====== EXTRACTED ENTRIES ======

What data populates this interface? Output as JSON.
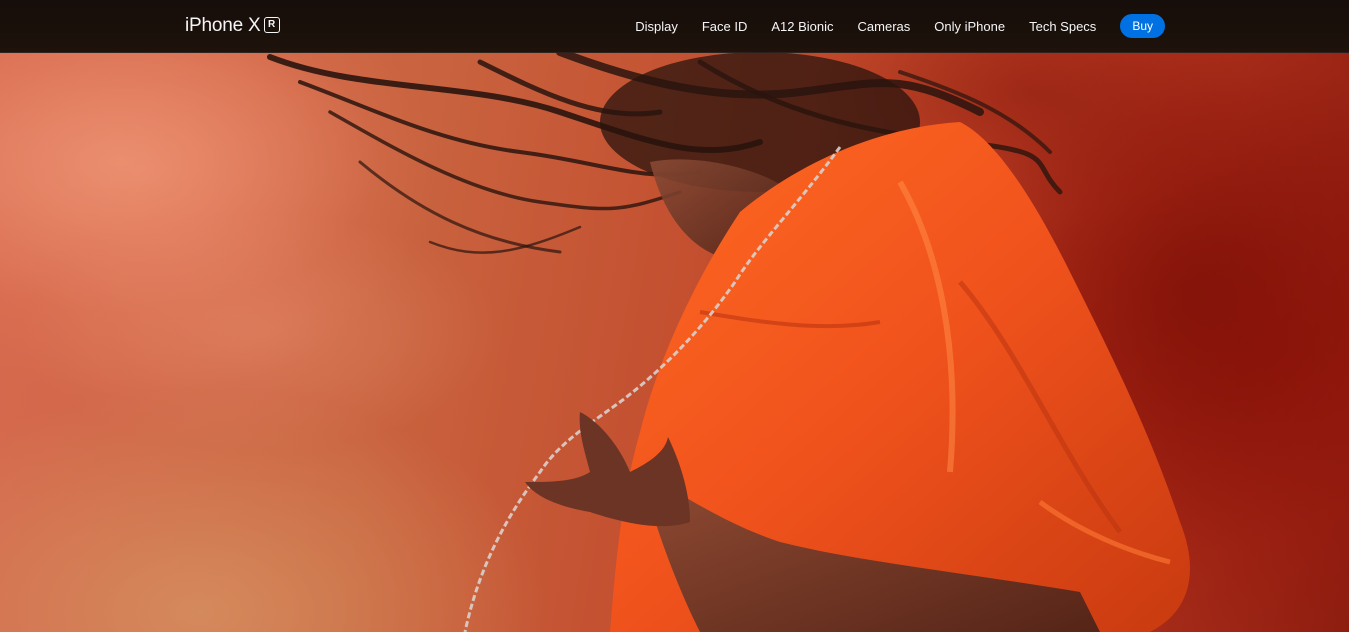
{
  "nav": {
    "brand": "iPhone X",
    "brand_badge": "R",
    "items": [
      {
        "label": "Display"
      },
      {
        "label": "Face ID"
      },
      {
        "label": "A12 Bionic"
      },
      {
        "label": "Cameras"
      },
      {
        "label": "Only iPhone"
      },
      {
        "label": "Tech Specs"
      }
    ],
    "buy_label": "Buy"
  },
  "colors": {
    "buy_button": "#0071e3",
    "nav_background": "#1e120c",
    "shirt": "#f0521c",
    "smoke": "#c9633f"
  }
}
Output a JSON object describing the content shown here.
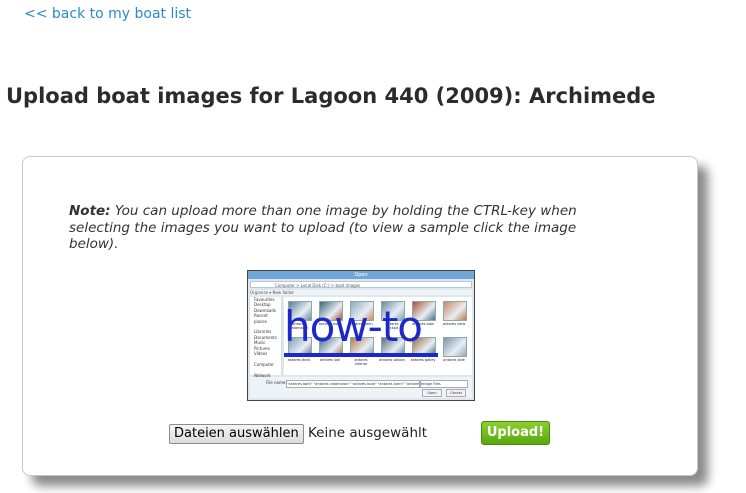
{
  "back_link": "<< back to my boat list",
  "page_title": "Upload boat images for Lagoon 440 (2009): Archimede",
  "note": {
    "label": "Note:",
    "text": " You can upload more than one image by holding the CTRL-key when selecting the images you want to upload (to view a sample click the image below)."
  },
  "sample": {
    "window_title": "Open",
    "address": "Computer > Local Disk (C:) > boat images",
    "toolbar": "Organise ▾   New folder",
    "sidebar": [
      "Favourites",
      "Desktop",
      "Downloads",
      "Recent places",
      "",
      "Libraries",
      "Documents",
      "Music",
      "Pictures",
      "Videos",
      "",
      "Computer",
      "",
      "Network"
    ],
    "thumbs": [
      "antares catamaran",
      "antares boat",
      "antares stern",
      "antares cockpit",
      "antares bow",
      "antares view",
      "antares deck",
      "antares sail",
      "antares interior",
      "antares saloon",
      "antares galley",
      "antares side"
    ],
    "file_name_label": "File name:",
    "file_name_value": "\"antares bath\" \"antares catamaran\" \"antares boat\" \"antares stern\" \"antares cockpit\"",
    "file_type": "Image Files",
    "open_label": "Open",
    "cancel_label": "Cancel",
    "overlay_text": "how-to"
  },
  "file_input": {
    "button_label": "Dateien auswählen",
    "status": "Keine ausgewählt"
  },
  "upload_button": "Upload!"
}
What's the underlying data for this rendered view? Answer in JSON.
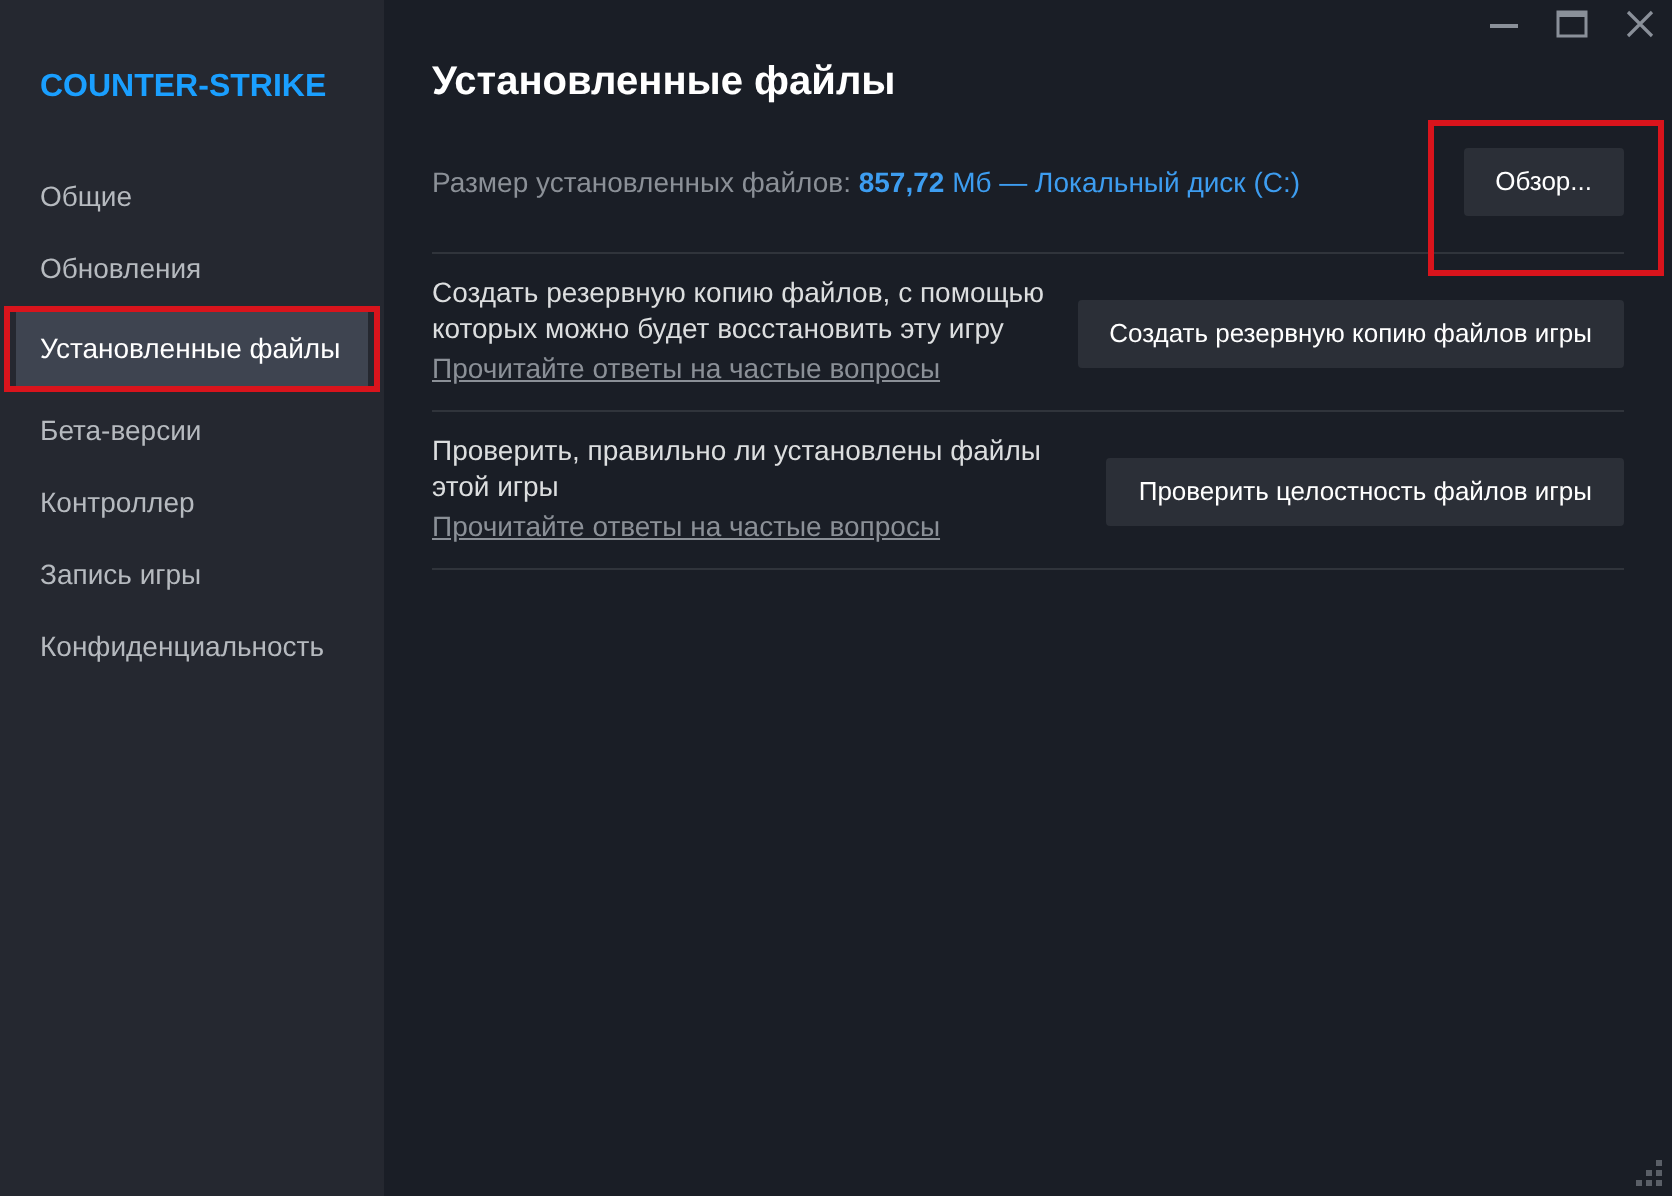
{
  "window": {
    "controls": [
      {
        "kind": "minimize"
      },
      {
        "kind": "maximize"
      },
      {
        "kind": "close"
      }
    ]
  },
  "sidebar": {
    "title": "COUNTER-STRIKE",
    "items": [
      {
        "label": "Общие",
        "selected": false,
        "highlighted": false
      },
      {
        "label": "Обновления",
        "selected": false,
        "highlighted": false
      },
      {
        "label": "Установленные файлы",
        "selected": true,
        "highlighted": true
      },
      {
        "label": "Бета-версии",
        "selected": false,
        "highlighted": false
      },
      {
        "label": "Контроллер",
        "selected": false,
        "highlighted": false
      },
      {
        "label": "Запись игры",
        "selected": false,
        "highlighted": false
      },
      {
        "label": "Конфиденциальность",
        "selected": false,
        "highlighted": false
      }
    ]
  },
  "page": {
    "title": "Установленные файлы",
    "size": {
      "label": "Размер установленных файлов:",
      "value": "**857,72** Мб — Локальный диск (С:)",
      "button": "Обзор...",
      "highlighted": true
    },
    "actions": [
      {
        "description": "Создать резервную копию файлов, с помощью которых можно будет восстановить эту игру",
        "link": "Прочитайте ответы на частые вопросы",
        "button": "Создать резервную копию файлов игры"
      },
      {
        "description": "Проверить, правильно ли установлены файлы этой игры",
        "link": "Прочитайте ответы на частые вопросы",
        "button": "Проверить целостность файлов игры"
      }
    ]
  }
}
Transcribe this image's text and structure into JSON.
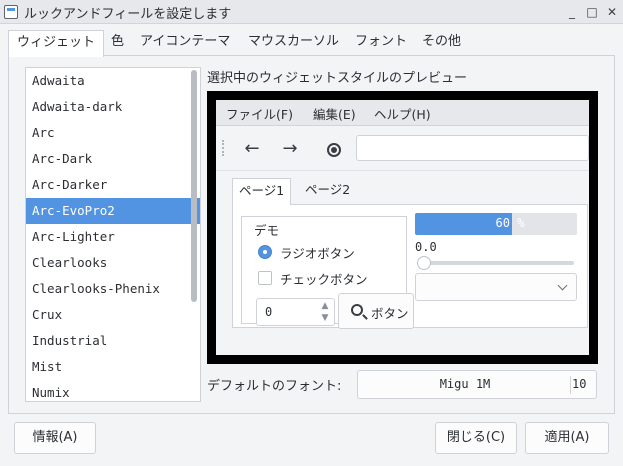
{
  "window": {
    "title": "ルックアンドフィールを設定します",
    "minimize": "_",
    "maximize": "□",
    "close": "✕"
  },
  "tabs": [
    "ウィジェット",
    "色",
    "アイコンテーマ",
    "マウスカーソル",
    "フォント",
    "その他"
  ],
  "themes": {
    "items": [
      "Adwaita",
      "Adwaita-dark",
      "Arc",
      "Arc-Dark",
      "Arc-Darker",
      "Arc-EvoPro2",
      "Arc-Lighter",
      "Clearlooks",
      "Clearlooks-Phenix",
      "Crux",
      "Industrial",
      "Mist",
      "Numix"
    ],
    "selected": "Arc-EvoPro2"
  },
  "preview": {
    "label": "選択中のウィジェットスタイルのプレビュー",
    "menu": [
      "ファイル(F)",
      "編集(E)",
      "ヘルプ(H)"
    ],
    "toolbar": {
      "back": "←",
      "forward": "→"
    },
    "tabs": [
      "ページ1",
      "ページ2"
    ],
    "demo_label": "デモ",
    "radio_label": "ラジオボタン",
    "check_label": "チェックボタン",
    "spin_value": "0",
    "button_label": "ボタン",
    "progress": {
      "value": 0.6,
      "text": "60 %"
    },
    "scale_value": "0.0",
    "accent": "#5294e2"
  },
  "font": {
    "label": "デフォルトのフォント:",
    "name": "Migu 1M",
    "size": "10"
  },
  "buttons": {
    "about": "情報(A)",
    "close": "閉じる(C)",
    "apply": "適用(A)"
  }
}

======

- [OBJECTIVE]
Take every line that includes the string "data" and copy it.

- [FULL RESPONSE]
What data populates this interface? Output as JSON.
What's the underlying data for this rendered view? Answer in JSON.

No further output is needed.